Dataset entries
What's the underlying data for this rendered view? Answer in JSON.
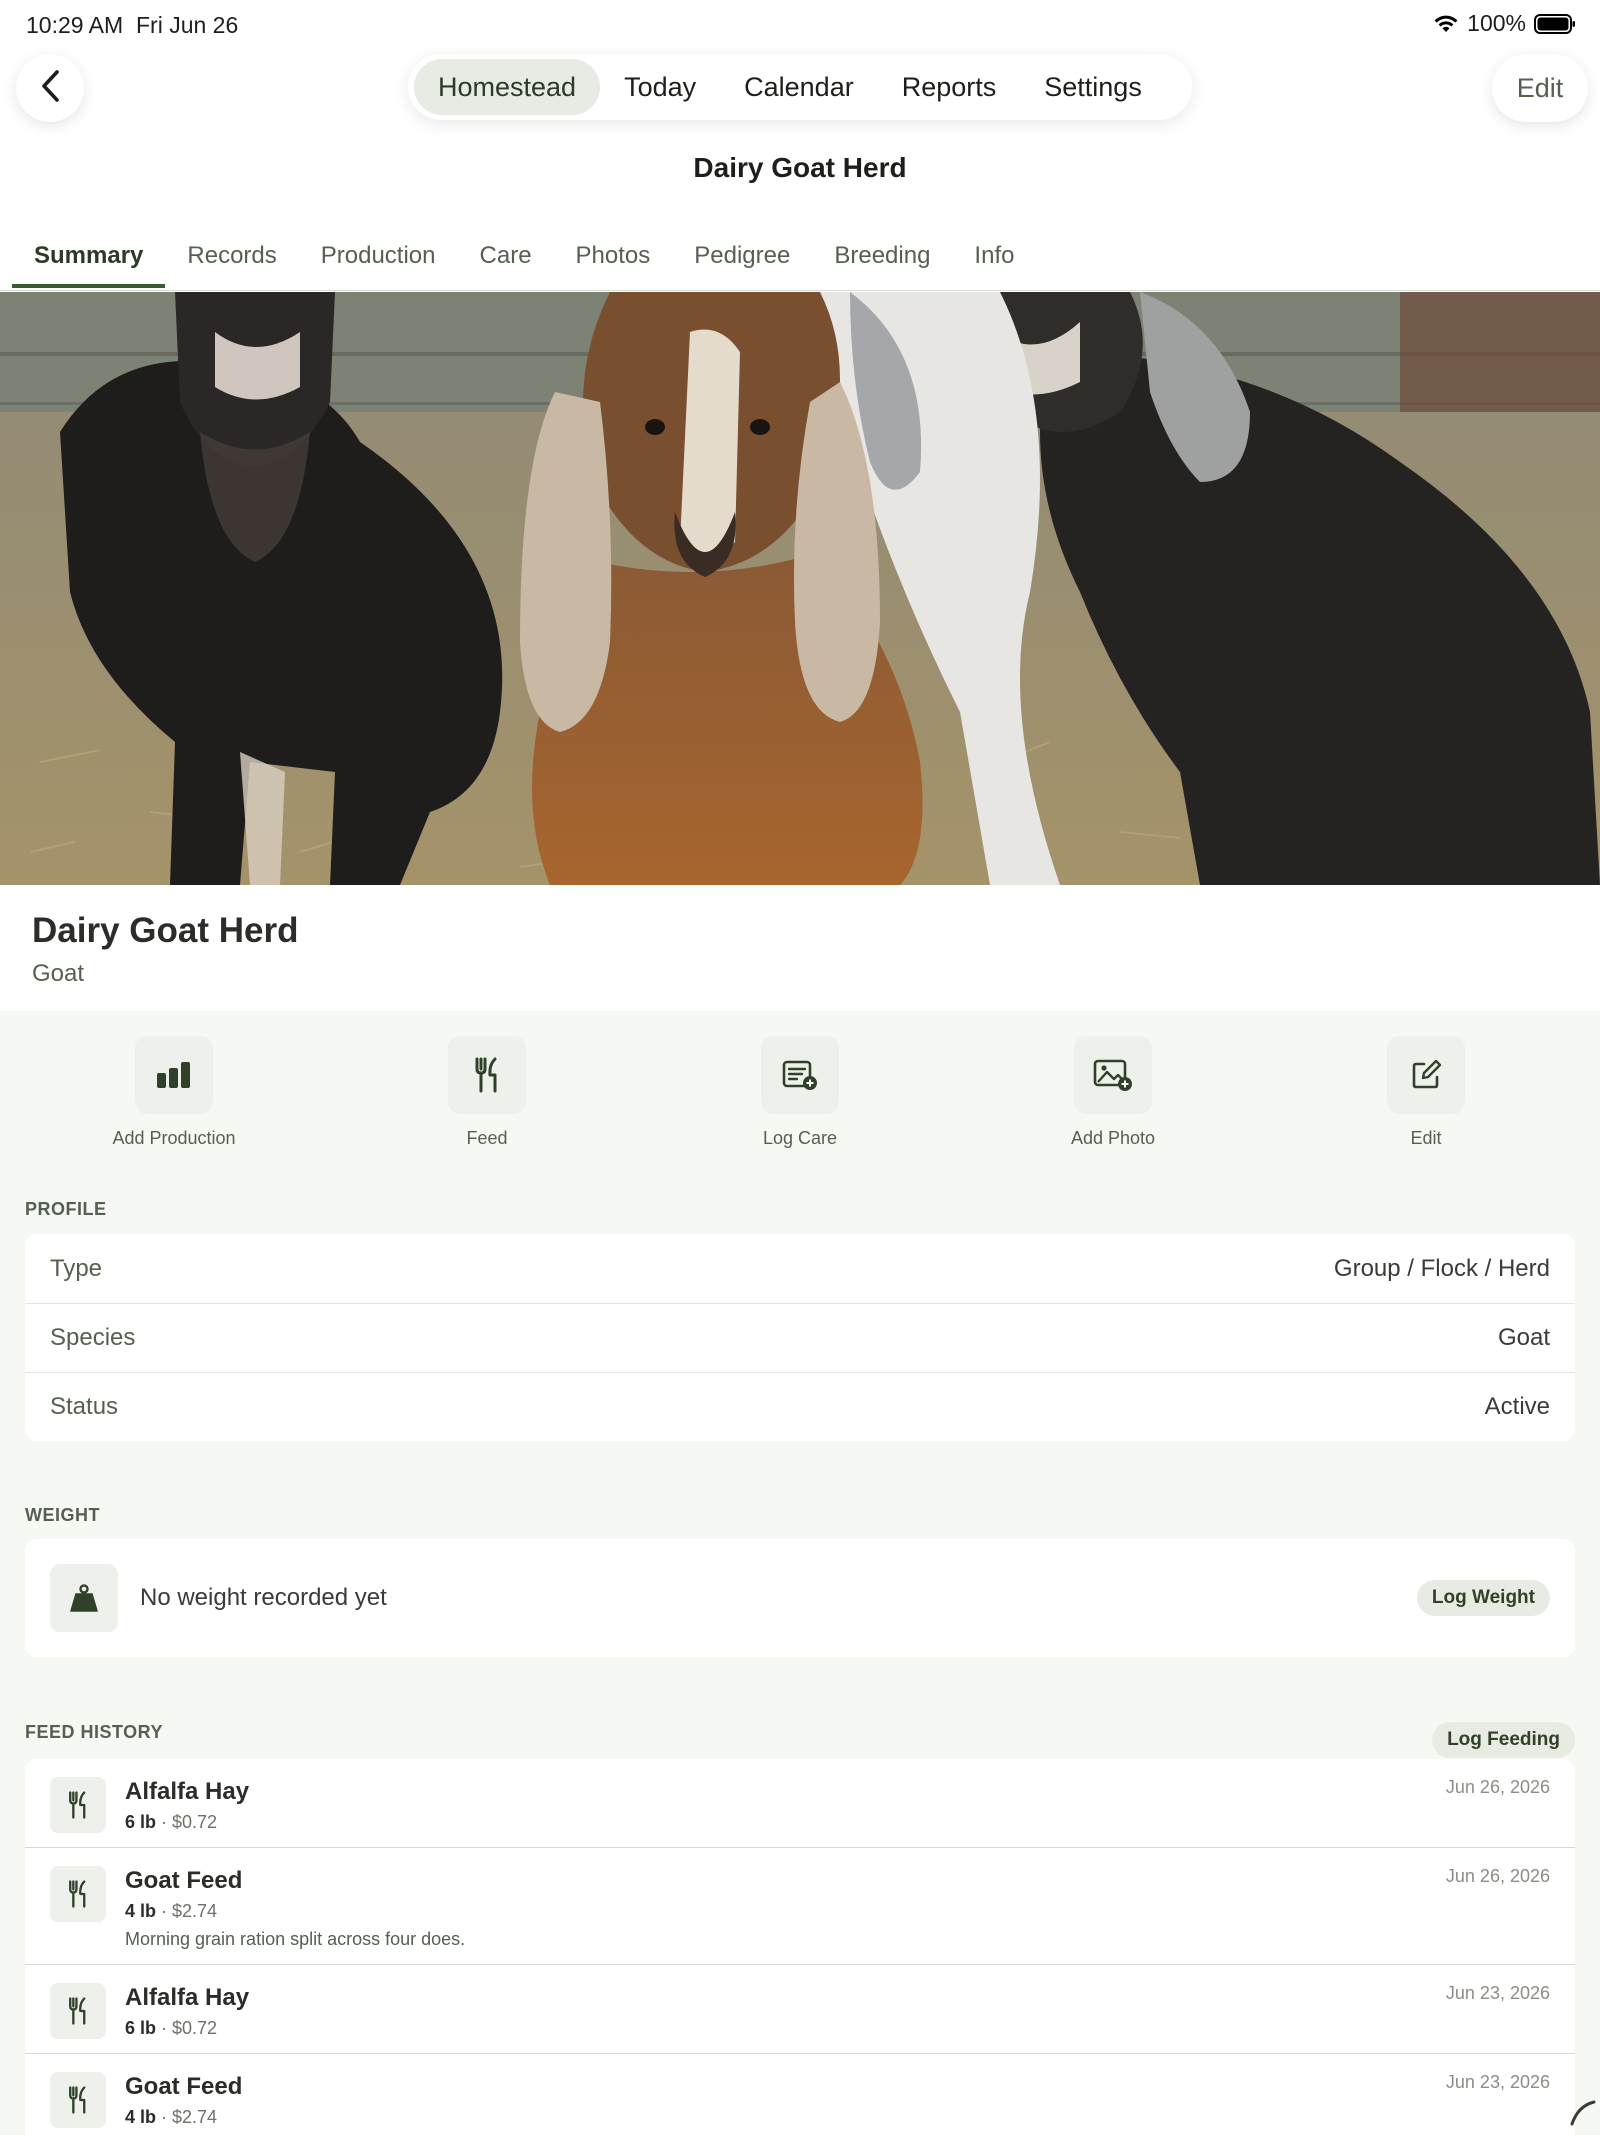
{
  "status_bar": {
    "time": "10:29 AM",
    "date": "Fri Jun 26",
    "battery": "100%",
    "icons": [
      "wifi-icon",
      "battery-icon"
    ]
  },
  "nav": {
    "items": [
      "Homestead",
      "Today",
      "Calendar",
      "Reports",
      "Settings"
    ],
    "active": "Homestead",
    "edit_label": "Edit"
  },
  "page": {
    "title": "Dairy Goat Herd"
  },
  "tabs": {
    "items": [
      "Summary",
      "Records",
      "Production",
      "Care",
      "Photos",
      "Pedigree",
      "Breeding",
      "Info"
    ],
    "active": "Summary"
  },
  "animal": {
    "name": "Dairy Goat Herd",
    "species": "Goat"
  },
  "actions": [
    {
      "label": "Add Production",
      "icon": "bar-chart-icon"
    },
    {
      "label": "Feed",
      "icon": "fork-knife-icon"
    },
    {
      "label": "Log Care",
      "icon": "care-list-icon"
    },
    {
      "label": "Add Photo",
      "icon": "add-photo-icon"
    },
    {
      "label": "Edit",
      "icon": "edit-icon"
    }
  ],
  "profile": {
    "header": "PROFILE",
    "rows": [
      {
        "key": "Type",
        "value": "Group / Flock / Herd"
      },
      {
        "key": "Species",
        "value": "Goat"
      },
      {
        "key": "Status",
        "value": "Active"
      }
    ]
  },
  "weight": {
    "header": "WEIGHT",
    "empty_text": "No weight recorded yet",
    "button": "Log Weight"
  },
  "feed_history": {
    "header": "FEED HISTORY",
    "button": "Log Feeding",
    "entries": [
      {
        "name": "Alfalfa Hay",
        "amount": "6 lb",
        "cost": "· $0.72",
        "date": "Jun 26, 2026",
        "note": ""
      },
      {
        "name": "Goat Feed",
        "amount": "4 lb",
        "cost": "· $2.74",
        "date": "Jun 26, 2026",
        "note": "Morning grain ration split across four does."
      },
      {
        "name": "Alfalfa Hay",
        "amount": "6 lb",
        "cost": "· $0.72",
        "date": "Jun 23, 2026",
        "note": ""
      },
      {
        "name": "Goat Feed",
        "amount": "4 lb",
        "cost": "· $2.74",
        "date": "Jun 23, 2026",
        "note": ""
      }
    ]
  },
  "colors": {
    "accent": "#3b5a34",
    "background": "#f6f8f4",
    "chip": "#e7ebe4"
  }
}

__Task details__: Each line that contains the string "button" counts once; report how many such lines the entries have, giving only the number.

__Task output__: 2